(Dataset excerpts)
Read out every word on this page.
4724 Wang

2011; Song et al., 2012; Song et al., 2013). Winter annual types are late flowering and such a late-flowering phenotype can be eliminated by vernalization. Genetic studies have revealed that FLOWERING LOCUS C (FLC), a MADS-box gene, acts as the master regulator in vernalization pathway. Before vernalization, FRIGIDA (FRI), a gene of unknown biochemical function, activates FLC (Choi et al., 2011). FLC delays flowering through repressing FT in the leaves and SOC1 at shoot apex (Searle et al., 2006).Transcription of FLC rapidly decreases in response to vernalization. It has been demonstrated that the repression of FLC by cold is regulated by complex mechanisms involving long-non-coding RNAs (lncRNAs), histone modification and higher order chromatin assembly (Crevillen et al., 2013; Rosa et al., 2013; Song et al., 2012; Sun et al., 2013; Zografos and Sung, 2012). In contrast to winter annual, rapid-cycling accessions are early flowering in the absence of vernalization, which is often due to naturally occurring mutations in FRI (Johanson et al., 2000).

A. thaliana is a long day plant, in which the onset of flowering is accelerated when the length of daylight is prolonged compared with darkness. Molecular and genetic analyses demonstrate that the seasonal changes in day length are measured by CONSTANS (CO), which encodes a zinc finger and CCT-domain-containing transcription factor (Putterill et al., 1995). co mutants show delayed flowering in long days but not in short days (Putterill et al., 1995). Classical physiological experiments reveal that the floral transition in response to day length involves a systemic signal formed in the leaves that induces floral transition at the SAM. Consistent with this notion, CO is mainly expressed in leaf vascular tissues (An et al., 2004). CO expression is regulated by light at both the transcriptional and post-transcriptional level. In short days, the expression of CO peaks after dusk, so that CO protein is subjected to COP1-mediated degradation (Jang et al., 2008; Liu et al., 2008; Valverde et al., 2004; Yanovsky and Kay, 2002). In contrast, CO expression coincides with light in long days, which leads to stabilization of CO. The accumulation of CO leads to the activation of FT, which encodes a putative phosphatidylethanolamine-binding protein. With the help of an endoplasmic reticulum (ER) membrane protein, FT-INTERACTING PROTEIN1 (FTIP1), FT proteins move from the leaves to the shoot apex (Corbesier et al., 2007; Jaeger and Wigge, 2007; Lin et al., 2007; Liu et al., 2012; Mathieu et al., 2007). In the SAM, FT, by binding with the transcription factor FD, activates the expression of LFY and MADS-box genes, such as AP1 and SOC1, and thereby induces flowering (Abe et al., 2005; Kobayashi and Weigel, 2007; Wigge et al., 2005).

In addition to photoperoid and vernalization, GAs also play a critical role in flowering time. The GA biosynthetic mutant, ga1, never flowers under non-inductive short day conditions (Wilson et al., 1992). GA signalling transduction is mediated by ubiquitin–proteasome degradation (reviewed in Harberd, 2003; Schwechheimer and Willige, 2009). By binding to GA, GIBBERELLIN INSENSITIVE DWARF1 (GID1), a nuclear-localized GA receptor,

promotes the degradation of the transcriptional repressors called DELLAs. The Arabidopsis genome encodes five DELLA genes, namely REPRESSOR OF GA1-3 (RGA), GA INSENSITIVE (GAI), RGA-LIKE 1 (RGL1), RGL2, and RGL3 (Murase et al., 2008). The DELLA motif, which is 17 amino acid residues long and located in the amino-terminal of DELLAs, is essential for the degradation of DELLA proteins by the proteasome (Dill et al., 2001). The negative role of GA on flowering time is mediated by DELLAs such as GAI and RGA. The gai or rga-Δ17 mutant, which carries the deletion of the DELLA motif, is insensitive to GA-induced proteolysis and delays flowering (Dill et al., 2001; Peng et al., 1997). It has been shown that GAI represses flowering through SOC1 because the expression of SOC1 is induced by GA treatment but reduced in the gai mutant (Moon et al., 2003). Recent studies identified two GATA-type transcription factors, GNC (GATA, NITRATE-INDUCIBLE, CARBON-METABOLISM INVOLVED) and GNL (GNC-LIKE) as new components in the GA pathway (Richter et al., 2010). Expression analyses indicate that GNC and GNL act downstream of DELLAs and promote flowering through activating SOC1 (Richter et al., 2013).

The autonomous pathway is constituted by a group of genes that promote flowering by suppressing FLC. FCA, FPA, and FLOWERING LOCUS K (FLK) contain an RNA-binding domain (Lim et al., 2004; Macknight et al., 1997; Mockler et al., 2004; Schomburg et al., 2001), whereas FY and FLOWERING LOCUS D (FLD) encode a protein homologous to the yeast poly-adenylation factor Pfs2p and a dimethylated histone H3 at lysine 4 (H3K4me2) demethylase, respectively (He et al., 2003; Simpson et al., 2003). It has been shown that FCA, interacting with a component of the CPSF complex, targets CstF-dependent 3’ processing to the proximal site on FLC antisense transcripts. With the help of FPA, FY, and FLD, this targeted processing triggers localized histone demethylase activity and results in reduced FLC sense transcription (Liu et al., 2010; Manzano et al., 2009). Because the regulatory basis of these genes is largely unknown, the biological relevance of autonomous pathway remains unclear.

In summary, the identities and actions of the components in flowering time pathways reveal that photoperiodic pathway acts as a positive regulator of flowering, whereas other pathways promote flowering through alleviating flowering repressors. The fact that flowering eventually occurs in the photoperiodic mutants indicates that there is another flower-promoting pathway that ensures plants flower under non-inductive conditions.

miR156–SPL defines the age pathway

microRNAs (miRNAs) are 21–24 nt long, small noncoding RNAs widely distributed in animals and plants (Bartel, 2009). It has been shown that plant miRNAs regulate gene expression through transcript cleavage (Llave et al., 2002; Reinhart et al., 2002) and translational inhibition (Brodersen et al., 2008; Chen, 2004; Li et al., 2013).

▶ **WORK REQUEST**
Set all of the data down again exactly.

▶ **WORKED SOLUTION**
Read out every word on this page.
4724 Wang

2011; Song et al., 2012; Song et al., 2013). Winter annual types are late flowering and such a late-flowering phenotype can be eliminated by vernalization. Genetic studies have revealed that FLOWERING LOCUS C (FLC), a MADS-box gene, acts as the master regulator in vernalization pathway. Before vernalization, FRIGIDA (FRI), a gene of unknown biochemical function, activates FLC (Choi et al., 2011). FLC delays flowering through repressing FT in the leaves and SOC1 at shoot apex (Searle et al., 2006).Transcription of FLC rapidly decreases in response to vernalization. It has been demonstrated that the repression of FLC by cold is regulated by complex mechanisms involving long-non-coding RNAs (lncRNAs), histone modification and higher order chromatin assembly (Crevillen et al., 2013; Rosa et al., 2013; Song et al., 2012; Sun et al., 2013; Zografos and Sung, 2012). In contrast to winter annual, rapid-cycling accessions are early flowering in the absence of vernalization, which is often due to naturally occurring mutations in FRI (Johanson et al., 2000).

A. thaliana is a long day plant, in which the onset of flowering is accelerated when the length of daylight is prolonged compared with darkness. Molecular and genetic analyses demonstrate that the seasonal changes in day length are measured by CONSTANS (CO), which encodes a zinc finger and CCT-domain-containing transcription factor (Putterill et al., 1995). co mutants show delayed flowering in long days but not in short days (Putterill et al., 1995). Classical physiological experiments reveal that the floral transition in response to day length involves a systemic signal formed in the leaves that induces floral transition at the SAM. Consistent with this notion, CO is mainly expressed in leaf vascular tissues (An et al., 2004). CO expression is regulated by light at both the transcriptional and post-transcriptional level. In short days, the expression of CO peaks after dusk, so that CO protein is subjected to COP1-mediated degradation (Jang et al., 2008; Liu et al., 2008; Valverde et al., 2004; Yanovsky and Kay, 2002). In contrast, CO expression coincides with light in long days, which leads to stabilization of CO. The accumulation of CO leads to the activation of FT, which encodes a putative phosphatidylethanolamine-binding protein. With the help of an endoplasmic reticulum (ER) membrane protein, FT-INTERACTING PROTEIN1 (FTIP1), FT proteins move from the leaves to the shoot apex (Corbesier et al., 2007; Jaeger and Wigge, 2007; Lin et al., 2007; Liu et al., 2012; Mathieu et al., 2007). In the SAM, FT, by binding with the transcription factor FD, activates the expression of LFY and MADS-box genes, such as AP1 and SOC1, and thereby induces flowering (Abe et al., 2005; Kobayashi and Weigel, 2007; Wigge et al., 2005).

In addition to photoperoid and vernalization, GAs also play a critical role in flowering time. The GA biosynthetic mutant, ga1, never flowers under non-inductive short day conditions (Wilson et al., 1992). GA signalling transduction is mediated by ubiquitin–proteasome degradation (reviewed in Harberd, 2003; Schwechheimer and Willige, 2009). By binding to GA, GIBBERELLIN INSENSITIVE DWARF1 (GID1), a nuclear-localized GA receptor,

promotes the degradation of the transcriptional repressors called DELLAs. The Arabidopsis genome encodes five DELLA genes, namely REPRESSOR OF GA1-3 (RGA), GA INSENSITIVE (GAI), RGA-LIKE 1 (RGL1), RGL2, and RGL3 (Murase et al., 2008). The DELLA motif, which is 17 amino acid residues long and located in the amino-terminal of DELLAs, is essential for the degradation of DELLA proteins by the proteasome (Dill et al., 2001). The negative role of GA on flowering time is mediated by DELLAs such as GAI and RGA. The gai or rga-Δ17 mutant, which carries the deletion of the DELLA motif, is insensitive to GA-induced proteolysis and delays flowering (Dill et al., 2001; Peng et al., 1997). It has been shown that GAI represses flowering through SOC1 because the expression of SOC1 is induced by GA treatment but reduced in the gai mutant (Moon et al., 2003). Recent studies identified two GATA-type transcription factors, GNC (GATA, NITRATE-INDUCIBLE, CARBON-METABOLISM INVOLVED) and GNL (GNC-LIKE) as new components in the GA pathway (Richter et al., 2010). Expression analyses indicate that GNC and GNL act downstream of DELLAs and promote flowering through activating SOC1 (Richter et al., 2013).

The autonomous pathway is constituted by a group of genes that promote flowering by suppressing FLC. FCA, FPA, and FLOWERING LOCUS K (FLK) contain an RNA-binding domain (Lim et al., 2004; Macknight et al., 1997; Mockler et al., 2004; Schomburg et al., 2001), whereas FY and FLOWERING LOCUS D (FLD) encode a protein homologous to the yeast poly-adenylation factor Pfs2p and a dimethylated histone H3 at lysine 4 (H3K4me2) demethylase, respectively (He et al., 2003; Simpson et al., 2003). It has been shown that FCA, interacting with a component of the CPSF complex, targets CstF-dependent 3’ processing to the proximal site on FLC antisense transcripts. With the help of FPA, FY, and FLD, this targeted processing triggers localized histone demethylase activity and results in reduced FLC sense transcription (Liu et al., 2010; Manzano et al., 2009). Because the regulatory basis of these genes is largely unknown, the biological relevance of autonomous pathway remains unclear.

In summary, the identities and actions of the components in flowering time pathways reveal that photoperiodic pathway acts as a positive regulator of flowering, whereas other pathways promote flowering through alleviating flowering repressors. The fact that flowering eventually occurs in the photoperiodic mutants indicates that there is another flower-promoting pathway that ensures plants flower under non-inductive conditions.

miR156–SPL defines the age pathway

microRNAs (miRNAs) are 21–24 nt long, small noncoding RNAs widely distributed in animals and plants (Bartel, 2009). It has been shown that plant miRNAs regulate gene expression through transcript cleavage (Llave et al., 2002; Reinhart et al., 2002) and translational inhibition (Brodersen et al., 2008; Chen, 2004; Li et al., 2013).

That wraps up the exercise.